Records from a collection
[Start]

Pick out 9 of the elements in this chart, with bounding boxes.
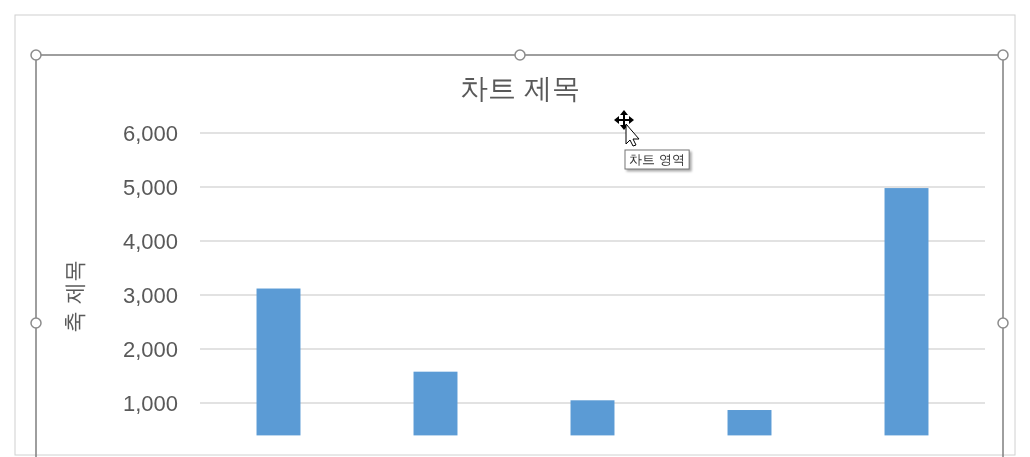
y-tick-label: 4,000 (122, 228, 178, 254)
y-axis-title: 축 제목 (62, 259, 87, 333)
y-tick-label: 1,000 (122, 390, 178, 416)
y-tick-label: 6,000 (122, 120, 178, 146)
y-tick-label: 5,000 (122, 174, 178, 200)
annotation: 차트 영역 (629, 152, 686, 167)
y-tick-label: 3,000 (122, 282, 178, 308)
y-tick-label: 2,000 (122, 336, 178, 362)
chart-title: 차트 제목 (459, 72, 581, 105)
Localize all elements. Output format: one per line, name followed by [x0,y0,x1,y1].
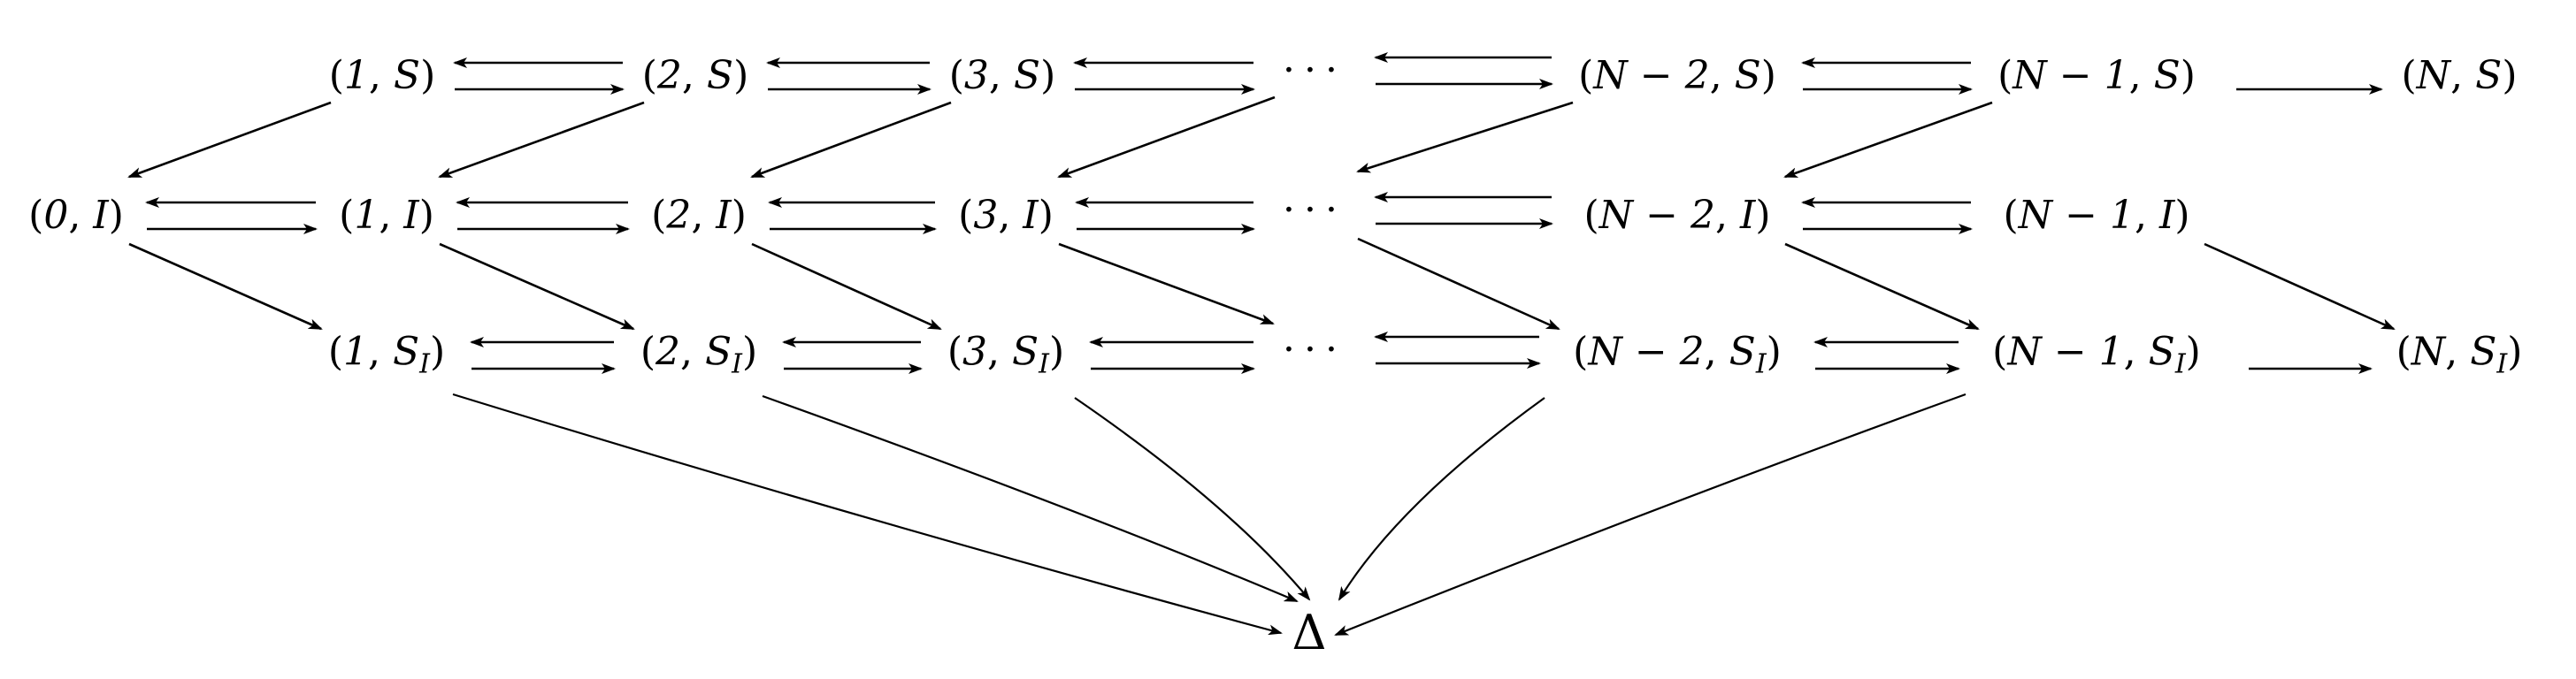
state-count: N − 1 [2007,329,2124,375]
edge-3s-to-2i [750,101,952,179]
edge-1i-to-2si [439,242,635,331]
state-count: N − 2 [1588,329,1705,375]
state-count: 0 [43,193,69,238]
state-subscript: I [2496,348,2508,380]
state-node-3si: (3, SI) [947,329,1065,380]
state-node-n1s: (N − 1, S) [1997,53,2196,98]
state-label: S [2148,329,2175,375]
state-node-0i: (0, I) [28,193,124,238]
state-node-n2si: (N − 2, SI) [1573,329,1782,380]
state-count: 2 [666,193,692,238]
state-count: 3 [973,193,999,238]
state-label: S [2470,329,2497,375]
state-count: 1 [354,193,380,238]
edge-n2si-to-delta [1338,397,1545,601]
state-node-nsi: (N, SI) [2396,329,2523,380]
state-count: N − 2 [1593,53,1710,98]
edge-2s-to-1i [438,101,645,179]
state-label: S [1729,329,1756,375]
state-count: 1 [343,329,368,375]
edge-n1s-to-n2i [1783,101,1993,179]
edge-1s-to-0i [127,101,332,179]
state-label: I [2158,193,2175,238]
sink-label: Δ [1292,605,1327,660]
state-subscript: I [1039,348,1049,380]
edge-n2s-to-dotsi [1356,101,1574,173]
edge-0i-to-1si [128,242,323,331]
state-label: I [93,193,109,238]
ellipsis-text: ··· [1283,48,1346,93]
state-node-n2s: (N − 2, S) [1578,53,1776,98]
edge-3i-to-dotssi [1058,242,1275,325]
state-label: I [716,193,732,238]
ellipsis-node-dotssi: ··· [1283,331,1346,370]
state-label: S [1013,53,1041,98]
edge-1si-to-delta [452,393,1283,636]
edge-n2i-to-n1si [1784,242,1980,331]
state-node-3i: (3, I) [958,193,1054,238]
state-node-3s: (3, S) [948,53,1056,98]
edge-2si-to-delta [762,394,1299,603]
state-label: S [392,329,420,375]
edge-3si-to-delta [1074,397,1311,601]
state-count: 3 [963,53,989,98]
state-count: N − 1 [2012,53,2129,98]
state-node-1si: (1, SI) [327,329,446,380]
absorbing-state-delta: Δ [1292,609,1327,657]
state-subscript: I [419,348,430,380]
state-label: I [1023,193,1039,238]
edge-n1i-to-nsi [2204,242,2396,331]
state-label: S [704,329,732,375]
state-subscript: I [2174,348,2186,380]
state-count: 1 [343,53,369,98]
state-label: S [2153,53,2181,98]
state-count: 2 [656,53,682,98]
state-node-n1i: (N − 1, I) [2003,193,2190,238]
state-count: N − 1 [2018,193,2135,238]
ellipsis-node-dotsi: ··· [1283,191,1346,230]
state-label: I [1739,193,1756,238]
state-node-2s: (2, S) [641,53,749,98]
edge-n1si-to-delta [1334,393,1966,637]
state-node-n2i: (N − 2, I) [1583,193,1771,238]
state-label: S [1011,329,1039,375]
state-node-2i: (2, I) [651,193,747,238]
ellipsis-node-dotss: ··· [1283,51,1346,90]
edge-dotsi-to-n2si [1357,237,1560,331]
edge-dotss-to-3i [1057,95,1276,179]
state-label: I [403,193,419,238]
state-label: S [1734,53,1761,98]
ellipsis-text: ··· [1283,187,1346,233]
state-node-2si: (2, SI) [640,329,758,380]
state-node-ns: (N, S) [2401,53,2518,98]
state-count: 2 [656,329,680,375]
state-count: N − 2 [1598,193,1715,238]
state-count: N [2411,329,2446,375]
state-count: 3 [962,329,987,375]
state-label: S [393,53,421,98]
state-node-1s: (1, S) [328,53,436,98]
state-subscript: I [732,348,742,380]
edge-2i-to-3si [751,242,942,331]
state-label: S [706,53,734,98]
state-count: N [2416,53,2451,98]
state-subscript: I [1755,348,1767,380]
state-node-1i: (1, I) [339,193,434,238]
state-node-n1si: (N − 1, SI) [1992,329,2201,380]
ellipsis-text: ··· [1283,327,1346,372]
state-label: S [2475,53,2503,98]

[End]

**Exercise directions:** Reproduce all of the material above line for line with no changes, and leave out the picture placeholders.

**Task answer:**
Pick out 9 of the elements in this chart, with bounding boxes.
y-tick-label: 4,000 (122, 228, 178, 254)
y-axis-title: 축 제목 (62, 259, 87, 333)
y-tick-label: 1,000 (122, 390, 178, 416)
y-tick-label: 6,000 (122, 120, 178, 146)
y-tick-label: 5,000 (122, 174, 178, 200)
annotation: 차트 영역 (629, 152, 686, 167)
y-tick-label: 3,000 (122, 282, 178, 308)
y-tick-label: 2,000 (122, 336, 178, 362)
chart-title: 차트 제목 (459, 72, 581, 105)
Localize all elements. Output format: one per line, name followed by [x0,y0,x1,y1].
state-count: N − 1 [2007,329,2124,375]
edge-3s-to-2i [750,101,952,179]
edge-1i-to-2si [439,242,635,331]
state-count: N − 2 [1588,329,1705,375]
state-count: 0 [43,193,69,238]
state-subscript: I [2496,348,2508,380]
state-node-3si: (3, SI) [947,329,1065,380]
state-node-n1s: (N − 1, S) [1997,53,2196,98]
state-label: S [2148,329,2175,375]
state-node-0i: (0, I) [28,193,124,238]
state-node-n2si: (N − 2, SI) [1573,329,1782,380]
state-count: 2 [666,193,692,238]
state-count: 3 [973,193,999,238]
state-label: S [2470,329,2497,375]
state-count: 1 [354,193,380,238]
edge-n2si-to-delta [1338,397,1545,601]
state-node-nsi: (N, SI) [2396,329,2523,380]
state-count: N − 2 [1593,53,1710,98]
edge-2s-to-1i [438,101,645,179]
state-label: S [1729,329,1756,375]
state-count: 1 [343,329,368,375]
edge-n1s-to-n2i [1783,101,1993,179]
edge-1s-to-0i [127,101,332,179]
state-label: I [2158,193,2175,238]
sink-label: Δ [1292,605,1327,660]
state-subscript: I [1039,348,1049,380]
edge-n2s-to-dotsi [1356,101,1574,173]
edge-0i-to-1si [128,242,323,331]
state-label: I [93,193,109,238]
ellipsis-text: ··· [1283,48,1346,93]
state-node-n2s: (N − 2, S) [1578,53,1776,98]
edge-3i-to-dotssi [1058,242,1275,325]
state-label: I [716,193,732,238]
ellipsis-node-dotssi: ··· [1283,331,1346,370]
state-label: S [1013,53,1041,98]
edge-1si-to-delta [452,393,1283,636]
edge-n2i-to-n1si [1784,242,1980,331]
state-node-3i: (3, I) [958,193,1054,238]
state-node-3s: (3, S) [948,53,1056,98]
edge-2si-to-delta [762,394,1299,603]
state-label: S [392,329,420,375]
edge-3si-to-delta [1074,397,1311,601]
state-count: 3 [963,53,989,98]
state-count: N − 1 [2012,53,2129,98]
state-node-1si: (1, SI) [327,329,446,380]
absorbing-state-delta: Δ [1292,609,1327,657]
state-subscript: I [419,348,430,380]
state-label: I [1023,193,1039,238]
edge-n1i-to-nsi [2204,242,2396,331]
state-label: S [704,329,732,375]
state-subscript: I [2174,348,2186,380]
state-count: 1 [343,53,369,98]
state-label: S [2153,53,2181,98]
state-count: 2 [656,53,682,98]
state-node-n1i: (N − 1, I) [2003,193,2190,238]
state-count: N − 1 [2018,193,2135,238]
ellipsis-node-dotsi: ··· [1283,191,1346,230]
state-label: I [1739,193,1756,238]
state-node-2s: (2, S) [641,53,749,98]
edge-n1si-to-delta [1334,393,1966,637]
state-node-n2i: (N − 2, I) [1583,193,1771,238]
state-label: S [1011,329,1039,375]
state-node-2i: (2, I) [651,193,747,238]
ellipsis-node-dotss: ··· [1283,51,1346,90]
edge-dotsi-to-n2si [1357,237,1560,331]
edge-dotss-to-3i [1057,95,1276,179]
state-label: I [403,193,419,238]
state-label: S [1734,53,1761,98]
ellipsis-text: ··· [1283,187,1346,233]
state-node-2si: (2, SI) [640,329,758,380]
state-node-ns: (N, S) [2401,53,2518,98]
state-count: 2 [656,329,680,375]
state-count: N − 2 [1598,193,1715,238]
state-count: N [2411,329,2446,375]
state-count: 3 [962,329,987,375]
state-label: S [393,53,421,98]
state-node-1s: (1, S) [328,53,436,98]
state-subscript: I [732,348,742,380]
edge-2i-to-3si [751,242,942,331]
state-label: S [706,53,734,98]
state-count: N [2416,53,2451,98]
state-subscript: I [1755,348,1767,380]
state-node-1i: (1, I) [339,193,434,238]
state-node-n1si: (N − 1, SI) [1992,329,2201,380]
ellipsis-text: ··· [1283,327,1346,372]
state-label: S [2475,53,2503,98]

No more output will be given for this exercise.